Scan the listing below. Report each line that includes "蛟龙出海".

(Excerpts from a figure dataset)
▶
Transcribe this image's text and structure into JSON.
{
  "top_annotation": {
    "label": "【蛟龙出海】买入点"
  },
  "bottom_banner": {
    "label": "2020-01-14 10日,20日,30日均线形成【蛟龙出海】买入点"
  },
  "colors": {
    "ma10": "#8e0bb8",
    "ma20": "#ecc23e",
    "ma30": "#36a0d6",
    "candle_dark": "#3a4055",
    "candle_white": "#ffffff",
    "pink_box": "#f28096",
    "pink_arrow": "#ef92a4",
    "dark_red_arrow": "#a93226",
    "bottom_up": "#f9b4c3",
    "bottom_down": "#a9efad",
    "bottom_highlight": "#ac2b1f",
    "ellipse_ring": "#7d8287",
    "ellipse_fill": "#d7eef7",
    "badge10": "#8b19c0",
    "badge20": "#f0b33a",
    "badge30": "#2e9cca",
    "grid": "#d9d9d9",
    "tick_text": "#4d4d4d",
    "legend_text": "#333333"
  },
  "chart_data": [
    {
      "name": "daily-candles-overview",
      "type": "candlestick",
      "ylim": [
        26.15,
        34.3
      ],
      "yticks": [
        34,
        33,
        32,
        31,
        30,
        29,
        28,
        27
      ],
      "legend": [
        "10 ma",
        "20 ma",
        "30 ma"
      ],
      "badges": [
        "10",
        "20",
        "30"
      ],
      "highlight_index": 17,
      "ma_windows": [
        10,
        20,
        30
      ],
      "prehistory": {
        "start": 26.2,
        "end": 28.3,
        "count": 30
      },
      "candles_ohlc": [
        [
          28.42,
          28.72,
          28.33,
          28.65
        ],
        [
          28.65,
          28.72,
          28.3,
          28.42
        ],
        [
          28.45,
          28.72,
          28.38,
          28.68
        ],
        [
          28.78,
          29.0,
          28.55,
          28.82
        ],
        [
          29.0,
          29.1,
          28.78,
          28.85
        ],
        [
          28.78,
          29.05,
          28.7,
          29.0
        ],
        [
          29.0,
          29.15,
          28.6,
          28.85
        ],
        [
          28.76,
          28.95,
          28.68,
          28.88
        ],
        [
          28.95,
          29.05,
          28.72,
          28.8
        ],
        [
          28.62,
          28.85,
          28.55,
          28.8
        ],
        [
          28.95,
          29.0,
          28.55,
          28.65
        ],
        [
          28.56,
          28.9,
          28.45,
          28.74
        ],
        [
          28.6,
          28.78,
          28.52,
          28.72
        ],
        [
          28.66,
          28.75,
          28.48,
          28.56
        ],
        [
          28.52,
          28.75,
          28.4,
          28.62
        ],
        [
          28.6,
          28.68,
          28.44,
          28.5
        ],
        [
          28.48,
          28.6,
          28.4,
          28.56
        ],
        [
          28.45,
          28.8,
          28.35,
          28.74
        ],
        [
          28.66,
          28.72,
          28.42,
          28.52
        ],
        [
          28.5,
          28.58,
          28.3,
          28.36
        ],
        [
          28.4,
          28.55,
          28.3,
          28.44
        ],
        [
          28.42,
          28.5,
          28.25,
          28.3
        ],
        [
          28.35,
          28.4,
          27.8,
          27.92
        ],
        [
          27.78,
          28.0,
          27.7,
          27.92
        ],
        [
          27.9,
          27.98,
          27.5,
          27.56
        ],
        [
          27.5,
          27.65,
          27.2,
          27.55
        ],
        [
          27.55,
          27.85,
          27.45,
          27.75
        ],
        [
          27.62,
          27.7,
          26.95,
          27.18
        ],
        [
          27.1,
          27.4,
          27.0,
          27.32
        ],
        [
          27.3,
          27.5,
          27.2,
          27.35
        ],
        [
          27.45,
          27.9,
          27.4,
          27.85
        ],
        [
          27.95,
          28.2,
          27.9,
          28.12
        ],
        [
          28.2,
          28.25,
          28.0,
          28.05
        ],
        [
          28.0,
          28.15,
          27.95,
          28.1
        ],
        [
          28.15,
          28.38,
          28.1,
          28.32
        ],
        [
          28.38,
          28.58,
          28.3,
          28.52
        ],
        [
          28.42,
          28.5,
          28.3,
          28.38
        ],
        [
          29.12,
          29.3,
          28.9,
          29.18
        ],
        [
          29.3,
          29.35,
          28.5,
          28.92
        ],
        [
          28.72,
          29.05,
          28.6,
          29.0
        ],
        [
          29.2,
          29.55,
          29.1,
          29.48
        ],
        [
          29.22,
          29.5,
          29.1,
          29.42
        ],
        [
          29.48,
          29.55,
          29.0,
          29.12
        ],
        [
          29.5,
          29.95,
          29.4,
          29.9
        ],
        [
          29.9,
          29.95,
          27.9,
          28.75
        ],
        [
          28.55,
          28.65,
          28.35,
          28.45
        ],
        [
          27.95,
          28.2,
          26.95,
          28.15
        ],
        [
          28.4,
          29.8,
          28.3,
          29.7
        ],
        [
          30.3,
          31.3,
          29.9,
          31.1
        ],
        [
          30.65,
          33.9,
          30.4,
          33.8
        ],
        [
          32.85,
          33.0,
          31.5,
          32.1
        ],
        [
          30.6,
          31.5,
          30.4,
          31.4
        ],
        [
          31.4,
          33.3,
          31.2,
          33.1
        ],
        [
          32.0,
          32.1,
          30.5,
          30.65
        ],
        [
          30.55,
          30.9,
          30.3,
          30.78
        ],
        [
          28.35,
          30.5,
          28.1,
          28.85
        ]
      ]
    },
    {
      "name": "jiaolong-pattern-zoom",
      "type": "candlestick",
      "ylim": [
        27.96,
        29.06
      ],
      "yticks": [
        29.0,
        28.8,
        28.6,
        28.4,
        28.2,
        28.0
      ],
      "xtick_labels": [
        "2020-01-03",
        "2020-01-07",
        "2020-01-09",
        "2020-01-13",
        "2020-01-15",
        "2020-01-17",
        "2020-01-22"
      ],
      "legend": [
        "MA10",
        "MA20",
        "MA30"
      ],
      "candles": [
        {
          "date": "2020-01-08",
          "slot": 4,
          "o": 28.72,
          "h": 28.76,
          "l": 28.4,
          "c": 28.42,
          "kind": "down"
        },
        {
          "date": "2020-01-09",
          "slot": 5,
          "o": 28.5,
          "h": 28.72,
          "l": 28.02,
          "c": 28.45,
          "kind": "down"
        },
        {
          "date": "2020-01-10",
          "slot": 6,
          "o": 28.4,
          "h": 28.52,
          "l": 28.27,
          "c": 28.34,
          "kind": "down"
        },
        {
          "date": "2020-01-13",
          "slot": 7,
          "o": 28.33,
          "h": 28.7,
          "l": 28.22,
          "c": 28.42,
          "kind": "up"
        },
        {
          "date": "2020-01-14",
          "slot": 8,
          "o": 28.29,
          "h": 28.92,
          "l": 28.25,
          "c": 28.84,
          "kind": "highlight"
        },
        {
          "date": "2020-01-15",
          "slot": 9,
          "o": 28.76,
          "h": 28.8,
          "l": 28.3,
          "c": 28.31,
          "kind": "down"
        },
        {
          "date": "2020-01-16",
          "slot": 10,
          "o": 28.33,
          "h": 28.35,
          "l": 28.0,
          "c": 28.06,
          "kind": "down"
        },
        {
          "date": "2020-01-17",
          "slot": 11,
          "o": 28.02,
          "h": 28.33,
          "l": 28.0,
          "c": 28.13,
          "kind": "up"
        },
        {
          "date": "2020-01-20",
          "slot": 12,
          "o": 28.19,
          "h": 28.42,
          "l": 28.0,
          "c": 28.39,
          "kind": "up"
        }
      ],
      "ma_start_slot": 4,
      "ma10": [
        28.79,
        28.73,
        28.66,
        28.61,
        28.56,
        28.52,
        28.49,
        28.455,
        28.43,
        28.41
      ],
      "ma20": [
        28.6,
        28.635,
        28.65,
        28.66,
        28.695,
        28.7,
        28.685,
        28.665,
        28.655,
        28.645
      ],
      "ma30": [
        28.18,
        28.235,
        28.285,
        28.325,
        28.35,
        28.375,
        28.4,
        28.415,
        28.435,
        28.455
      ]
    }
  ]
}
◀
**Answer**
    "label": "【蛟龙出海】买入点"
    "label": "2020-01-14 10日,20日,30日均线形成【蛟龙出海】买入点"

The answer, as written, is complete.